Entries taken from a collection:
■ ■ ■ ■
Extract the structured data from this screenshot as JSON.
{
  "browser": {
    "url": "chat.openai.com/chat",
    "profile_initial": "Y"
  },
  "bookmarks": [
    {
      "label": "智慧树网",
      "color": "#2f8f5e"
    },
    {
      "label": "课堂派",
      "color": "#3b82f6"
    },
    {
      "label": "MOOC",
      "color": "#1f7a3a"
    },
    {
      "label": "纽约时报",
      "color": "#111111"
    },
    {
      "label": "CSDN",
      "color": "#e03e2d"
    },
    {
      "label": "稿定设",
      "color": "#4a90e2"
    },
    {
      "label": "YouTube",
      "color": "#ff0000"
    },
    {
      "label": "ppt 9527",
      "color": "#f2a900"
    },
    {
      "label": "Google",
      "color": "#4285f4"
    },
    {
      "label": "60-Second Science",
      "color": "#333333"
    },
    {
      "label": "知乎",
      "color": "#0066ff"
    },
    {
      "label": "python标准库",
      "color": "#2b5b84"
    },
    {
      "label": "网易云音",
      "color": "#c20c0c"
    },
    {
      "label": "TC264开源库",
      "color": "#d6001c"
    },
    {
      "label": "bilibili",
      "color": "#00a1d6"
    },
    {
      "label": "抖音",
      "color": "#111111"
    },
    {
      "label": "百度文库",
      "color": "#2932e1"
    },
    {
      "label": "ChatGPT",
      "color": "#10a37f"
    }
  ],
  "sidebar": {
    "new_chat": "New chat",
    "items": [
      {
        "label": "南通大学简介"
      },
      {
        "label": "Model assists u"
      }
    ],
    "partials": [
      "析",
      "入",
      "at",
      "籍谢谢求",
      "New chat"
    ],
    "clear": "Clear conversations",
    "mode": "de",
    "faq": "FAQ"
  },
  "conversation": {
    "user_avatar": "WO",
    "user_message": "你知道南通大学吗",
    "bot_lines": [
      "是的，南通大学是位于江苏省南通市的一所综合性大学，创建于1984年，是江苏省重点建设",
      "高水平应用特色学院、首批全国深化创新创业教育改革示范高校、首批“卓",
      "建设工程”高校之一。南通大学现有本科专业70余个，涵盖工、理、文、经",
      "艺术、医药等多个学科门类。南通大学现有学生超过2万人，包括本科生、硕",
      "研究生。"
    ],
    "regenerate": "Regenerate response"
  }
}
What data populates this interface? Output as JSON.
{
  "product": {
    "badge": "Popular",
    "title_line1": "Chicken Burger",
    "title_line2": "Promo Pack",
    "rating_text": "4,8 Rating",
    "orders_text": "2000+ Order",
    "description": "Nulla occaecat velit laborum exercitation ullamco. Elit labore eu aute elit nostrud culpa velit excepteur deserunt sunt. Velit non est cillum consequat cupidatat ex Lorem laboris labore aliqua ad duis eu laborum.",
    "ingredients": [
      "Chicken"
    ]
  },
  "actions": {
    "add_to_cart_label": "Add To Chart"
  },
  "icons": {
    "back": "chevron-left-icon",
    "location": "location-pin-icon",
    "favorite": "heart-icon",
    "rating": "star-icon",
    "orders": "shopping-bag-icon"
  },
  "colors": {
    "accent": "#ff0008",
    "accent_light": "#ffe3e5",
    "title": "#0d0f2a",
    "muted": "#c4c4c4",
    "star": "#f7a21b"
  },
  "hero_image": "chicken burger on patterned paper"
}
■ ■ ■ ■
* [Task directions]
Go through the listing above and pull out each line containing the word "JSON".

* [Task response]
Extract the structured data from this screenshot as JSON.
What data populates this interface? Output as JSON.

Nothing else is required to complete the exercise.